## What you need to do
Each line that holds the word "screenshot" counts once; report how many lines do so and nothing else.
------------------------------------------------------------
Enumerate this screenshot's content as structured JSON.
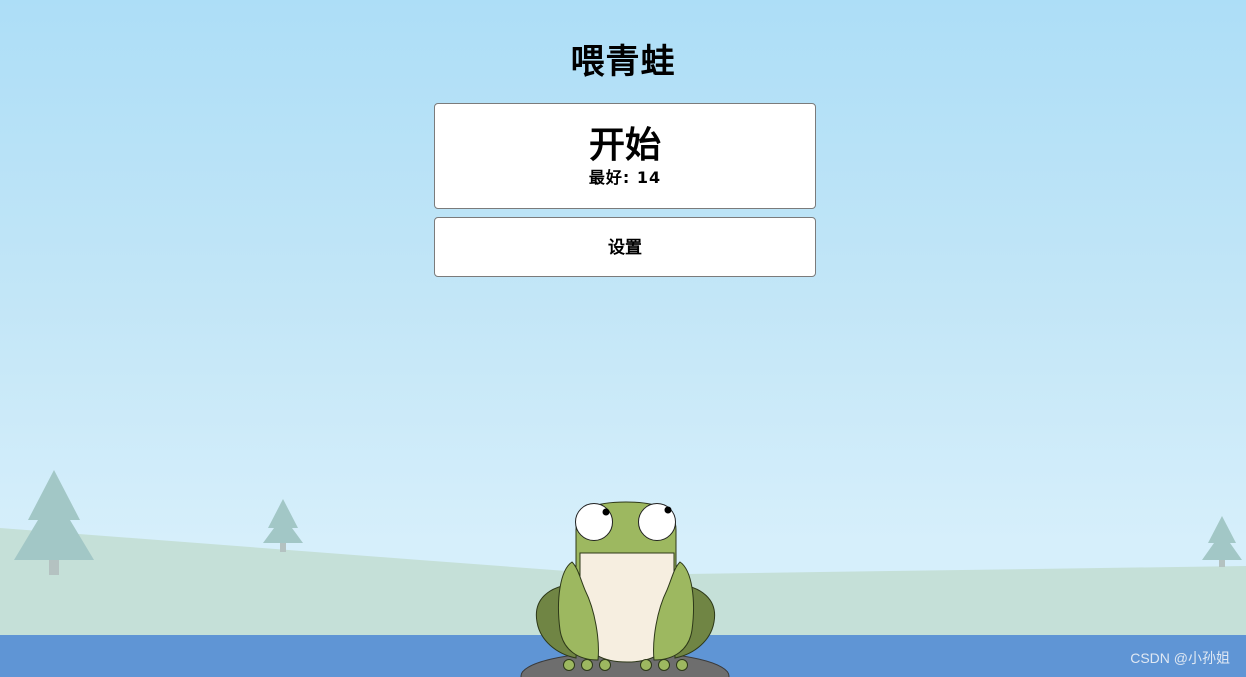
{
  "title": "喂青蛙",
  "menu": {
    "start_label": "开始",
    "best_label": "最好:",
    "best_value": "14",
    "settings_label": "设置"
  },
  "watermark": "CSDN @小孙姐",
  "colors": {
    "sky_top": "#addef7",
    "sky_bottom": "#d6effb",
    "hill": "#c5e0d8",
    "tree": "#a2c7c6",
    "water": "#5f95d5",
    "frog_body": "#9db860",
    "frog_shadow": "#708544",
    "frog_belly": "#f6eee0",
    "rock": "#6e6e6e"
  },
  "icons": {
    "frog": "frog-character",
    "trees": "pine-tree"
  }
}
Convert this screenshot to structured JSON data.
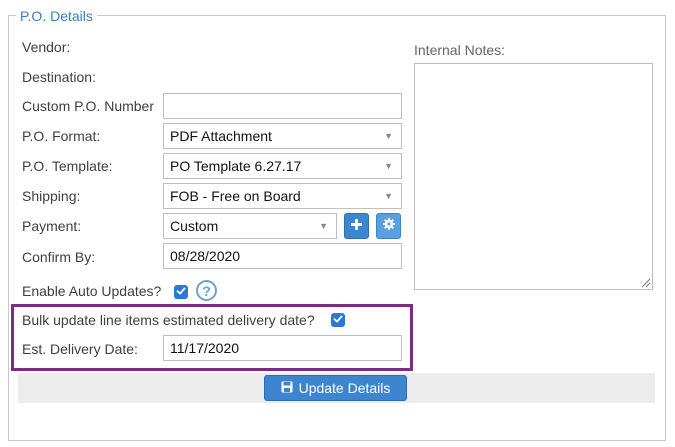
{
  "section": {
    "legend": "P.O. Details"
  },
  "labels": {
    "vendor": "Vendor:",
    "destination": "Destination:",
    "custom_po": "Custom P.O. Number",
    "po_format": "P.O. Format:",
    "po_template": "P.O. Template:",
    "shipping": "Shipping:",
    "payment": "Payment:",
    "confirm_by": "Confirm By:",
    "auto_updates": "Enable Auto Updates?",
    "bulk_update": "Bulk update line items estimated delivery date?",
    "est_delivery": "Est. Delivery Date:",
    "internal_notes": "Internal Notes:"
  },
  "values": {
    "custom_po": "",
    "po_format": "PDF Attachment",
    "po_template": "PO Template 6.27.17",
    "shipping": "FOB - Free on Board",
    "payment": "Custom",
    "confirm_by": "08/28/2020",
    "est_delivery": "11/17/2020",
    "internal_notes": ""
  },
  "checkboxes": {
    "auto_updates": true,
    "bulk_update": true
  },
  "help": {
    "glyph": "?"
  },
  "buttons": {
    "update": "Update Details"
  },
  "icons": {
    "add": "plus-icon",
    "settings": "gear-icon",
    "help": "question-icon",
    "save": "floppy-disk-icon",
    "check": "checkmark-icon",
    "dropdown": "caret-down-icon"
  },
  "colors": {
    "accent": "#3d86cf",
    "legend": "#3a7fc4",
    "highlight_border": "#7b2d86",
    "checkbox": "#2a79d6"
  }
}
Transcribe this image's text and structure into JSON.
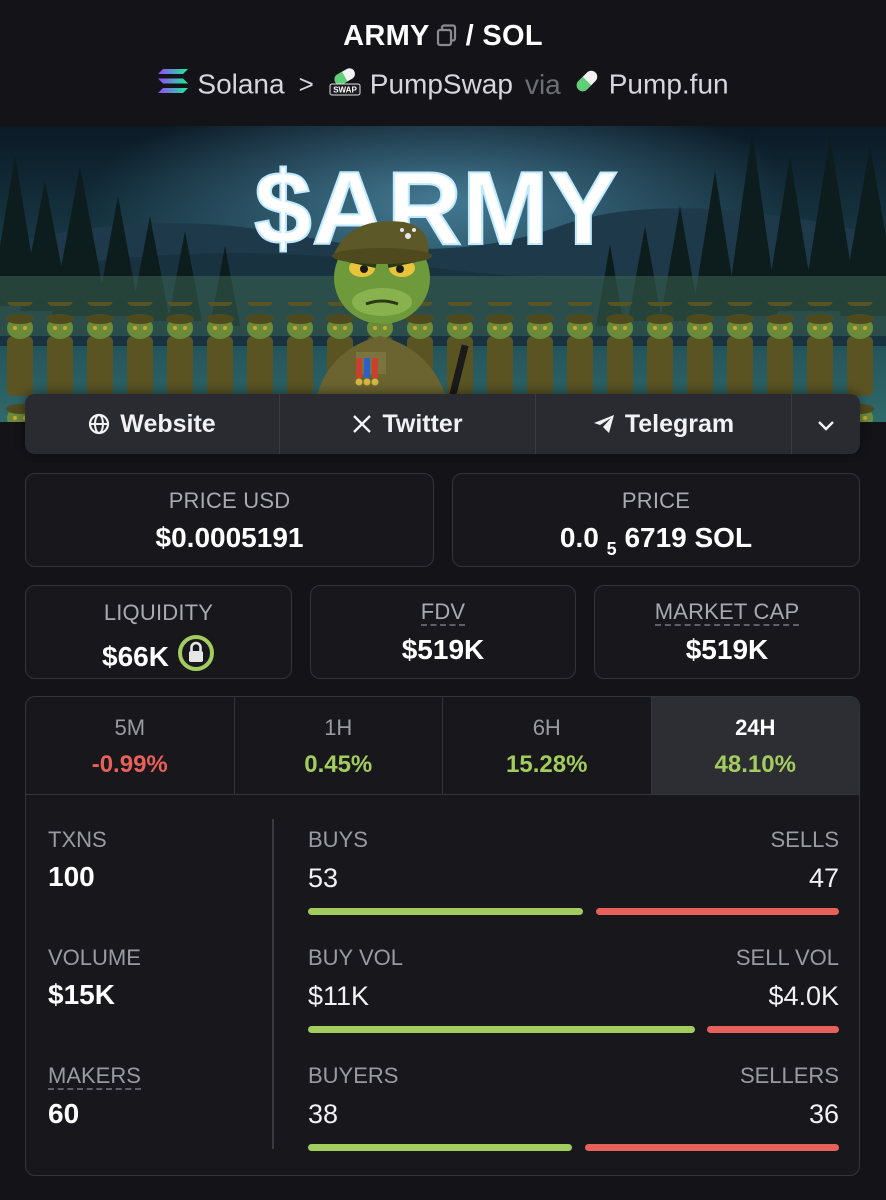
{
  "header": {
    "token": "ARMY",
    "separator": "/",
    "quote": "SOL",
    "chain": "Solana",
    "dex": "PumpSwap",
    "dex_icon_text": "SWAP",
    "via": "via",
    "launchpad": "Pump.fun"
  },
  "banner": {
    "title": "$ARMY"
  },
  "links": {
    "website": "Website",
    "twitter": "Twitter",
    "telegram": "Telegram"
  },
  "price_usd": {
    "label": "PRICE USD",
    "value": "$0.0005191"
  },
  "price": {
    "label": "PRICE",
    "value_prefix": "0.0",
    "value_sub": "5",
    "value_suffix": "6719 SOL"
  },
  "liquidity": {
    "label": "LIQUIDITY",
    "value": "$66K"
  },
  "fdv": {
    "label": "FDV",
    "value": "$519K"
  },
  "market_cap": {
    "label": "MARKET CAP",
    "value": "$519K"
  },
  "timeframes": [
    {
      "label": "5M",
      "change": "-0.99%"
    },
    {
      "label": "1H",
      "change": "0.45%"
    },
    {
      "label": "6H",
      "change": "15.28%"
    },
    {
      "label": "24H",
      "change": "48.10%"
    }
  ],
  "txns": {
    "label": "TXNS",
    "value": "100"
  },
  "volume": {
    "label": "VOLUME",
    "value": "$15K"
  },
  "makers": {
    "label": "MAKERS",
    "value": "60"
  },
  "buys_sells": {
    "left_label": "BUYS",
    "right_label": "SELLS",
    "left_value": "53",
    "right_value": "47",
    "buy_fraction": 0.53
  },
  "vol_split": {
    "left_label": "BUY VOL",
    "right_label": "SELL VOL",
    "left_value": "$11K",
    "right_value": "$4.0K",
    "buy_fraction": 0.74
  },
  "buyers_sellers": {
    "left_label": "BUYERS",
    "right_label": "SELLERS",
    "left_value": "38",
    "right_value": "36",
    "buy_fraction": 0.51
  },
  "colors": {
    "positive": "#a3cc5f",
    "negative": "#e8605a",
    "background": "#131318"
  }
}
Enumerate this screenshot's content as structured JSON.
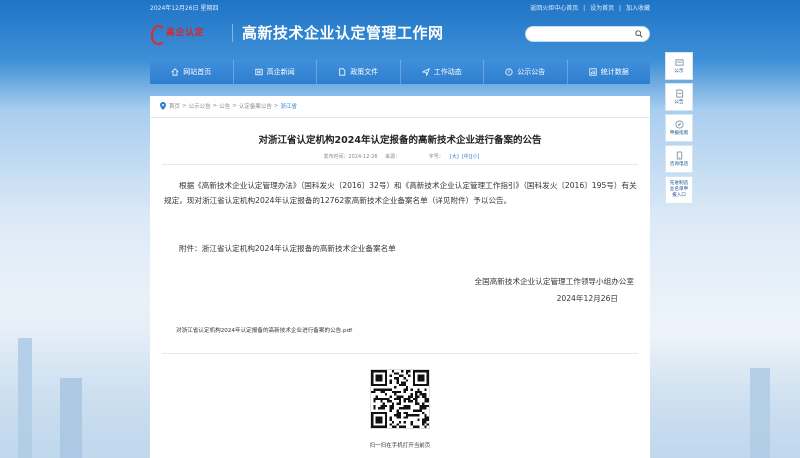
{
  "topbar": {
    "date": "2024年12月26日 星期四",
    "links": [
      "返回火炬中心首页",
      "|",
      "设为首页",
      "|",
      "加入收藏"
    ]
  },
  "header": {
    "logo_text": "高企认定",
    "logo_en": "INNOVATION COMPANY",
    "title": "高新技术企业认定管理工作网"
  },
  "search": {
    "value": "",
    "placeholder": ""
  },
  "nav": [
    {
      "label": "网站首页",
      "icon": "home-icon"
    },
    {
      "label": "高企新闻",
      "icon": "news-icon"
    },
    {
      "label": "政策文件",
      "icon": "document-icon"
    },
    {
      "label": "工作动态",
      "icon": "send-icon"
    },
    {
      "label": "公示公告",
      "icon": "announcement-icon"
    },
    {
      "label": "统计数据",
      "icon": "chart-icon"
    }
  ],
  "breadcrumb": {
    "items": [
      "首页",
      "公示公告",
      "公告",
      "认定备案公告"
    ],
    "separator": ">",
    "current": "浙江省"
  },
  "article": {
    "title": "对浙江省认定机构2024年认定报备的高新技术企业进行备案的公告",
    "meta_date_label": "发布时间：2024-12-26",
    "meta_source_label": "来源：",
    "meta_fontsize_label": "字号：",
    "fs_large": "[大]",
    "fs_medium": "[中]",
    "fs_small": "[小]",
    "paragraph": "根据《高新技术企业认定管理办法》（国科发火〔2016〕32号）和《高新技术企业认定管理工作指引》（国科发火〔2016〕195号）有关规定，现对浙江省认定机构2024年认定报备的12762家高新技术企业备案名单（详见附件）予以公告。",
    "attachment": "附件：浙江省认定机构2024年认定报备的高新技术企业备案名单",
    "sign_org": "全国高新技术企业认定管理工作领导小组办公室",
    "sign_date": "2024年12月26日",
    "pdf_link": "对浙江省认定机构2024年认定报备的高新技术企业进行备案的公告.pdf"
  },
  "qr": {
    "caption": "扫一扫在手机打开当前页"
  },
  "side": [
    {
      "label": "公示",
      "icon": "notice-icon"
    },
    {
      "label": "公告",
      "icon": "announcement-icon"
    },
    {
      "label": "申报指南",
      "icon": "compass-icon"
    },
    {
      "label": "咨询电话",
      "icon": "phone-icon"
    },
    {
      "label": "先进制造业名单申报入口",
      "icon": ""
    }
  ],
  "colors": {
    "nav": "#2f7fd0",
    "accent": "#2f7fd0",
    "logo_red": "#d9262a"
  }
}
------------------------------------------------------------
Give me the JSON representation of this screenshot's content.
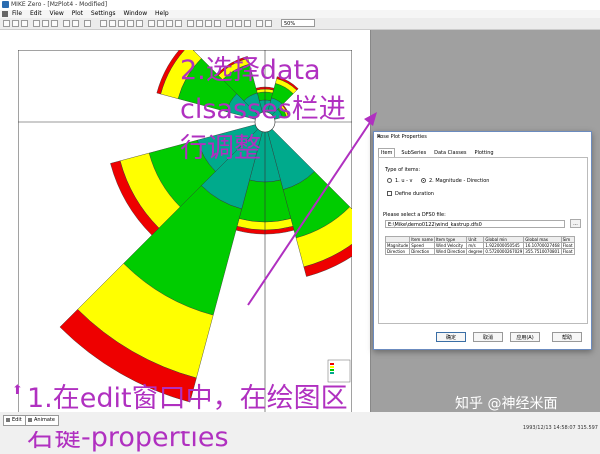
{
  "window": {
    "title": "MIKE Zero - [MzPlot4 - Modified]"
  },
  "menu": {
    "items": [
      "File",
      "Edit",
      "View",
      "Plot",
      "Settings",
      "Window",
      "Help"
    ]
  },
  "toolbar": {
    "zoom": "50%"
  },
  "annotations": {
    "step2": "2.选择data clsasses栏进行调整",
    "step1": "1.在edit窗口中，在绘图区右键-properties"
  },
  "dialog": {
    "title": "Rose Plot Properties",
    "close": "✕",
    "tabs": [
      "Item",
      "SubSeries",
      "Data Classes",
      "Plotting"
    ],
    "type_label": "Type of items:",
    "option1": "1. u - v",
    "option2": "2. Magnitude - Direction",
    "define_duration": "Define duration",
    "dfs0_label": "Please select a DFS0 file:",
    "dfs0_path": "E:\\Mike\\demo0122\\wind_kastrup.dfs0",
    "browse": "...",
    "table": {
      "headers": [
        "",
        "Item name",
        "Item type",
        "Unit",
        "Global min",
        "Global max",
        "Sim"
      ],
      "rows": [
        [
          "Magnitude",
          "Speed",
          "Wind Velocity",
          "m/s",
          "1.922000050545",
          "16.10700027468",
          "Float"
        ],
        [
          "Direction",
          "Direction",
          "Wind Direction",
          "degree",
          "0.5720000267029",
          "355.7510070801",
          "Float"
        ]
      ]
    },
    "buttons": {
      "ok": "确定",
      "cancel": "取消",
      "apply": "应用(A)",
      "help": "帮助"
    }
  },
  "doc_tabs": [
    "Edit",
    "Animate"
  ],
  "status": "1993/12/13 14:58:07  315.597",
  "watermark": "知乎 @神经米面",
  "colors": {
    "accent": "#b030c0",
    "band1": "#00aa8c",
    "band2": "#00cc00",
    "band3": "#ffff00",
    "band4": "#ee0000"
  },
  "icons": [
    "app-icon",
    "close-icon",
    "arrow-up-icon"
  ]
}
------------------------------------------------------------
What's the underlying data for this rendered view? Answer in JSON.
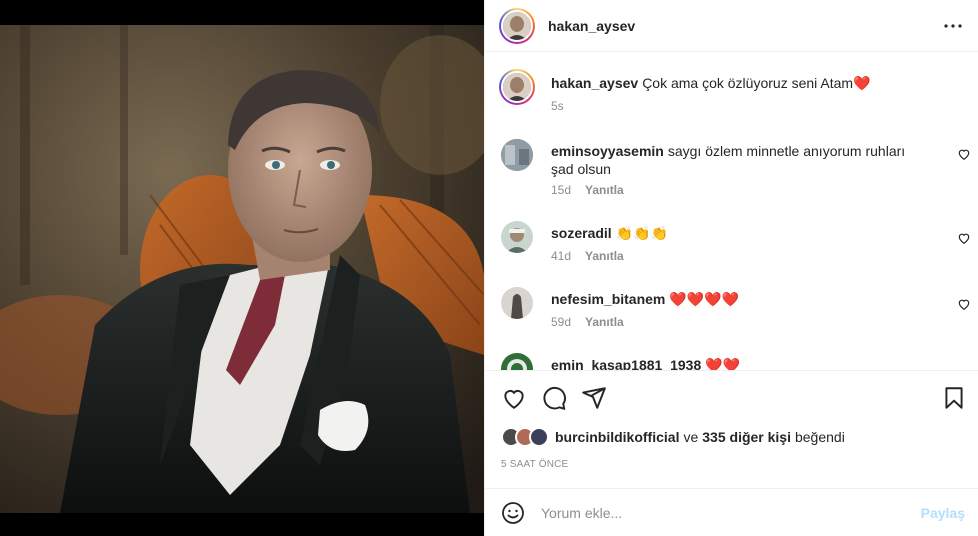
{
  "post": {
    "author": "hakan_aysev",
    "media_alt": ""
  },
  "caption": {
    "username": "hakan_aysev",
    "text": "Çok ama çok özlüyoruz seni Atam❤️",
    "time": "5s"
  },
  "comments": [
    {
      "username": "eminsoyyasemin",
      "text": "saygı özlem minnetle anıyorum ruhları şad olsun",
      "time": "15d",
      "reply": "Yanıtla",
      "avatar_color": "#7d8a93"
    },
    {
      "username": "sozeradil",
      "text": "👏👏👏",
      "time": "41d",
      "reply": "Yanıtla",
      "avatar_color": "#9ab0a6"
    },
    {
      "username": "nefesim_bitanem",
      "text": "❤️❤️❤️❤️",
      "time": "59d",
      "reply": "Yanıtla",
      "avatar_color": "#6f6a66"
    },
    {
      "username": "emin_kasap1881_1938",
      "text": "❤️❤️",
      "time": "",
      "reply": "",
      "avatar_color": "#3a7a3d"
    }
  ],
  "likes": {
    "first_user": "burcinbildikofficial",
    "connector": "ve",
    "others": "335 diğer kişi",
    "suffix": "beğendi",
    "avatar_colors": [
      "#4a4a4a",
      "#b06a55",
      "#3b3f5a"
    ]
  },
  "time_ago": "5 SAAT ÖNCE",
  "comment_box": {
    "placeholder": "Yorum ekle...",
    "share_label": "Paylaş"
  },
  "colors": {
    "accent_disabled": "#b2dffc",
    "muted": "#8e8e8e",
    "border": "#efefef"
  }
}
------------------------------------------------------------
## Reply
4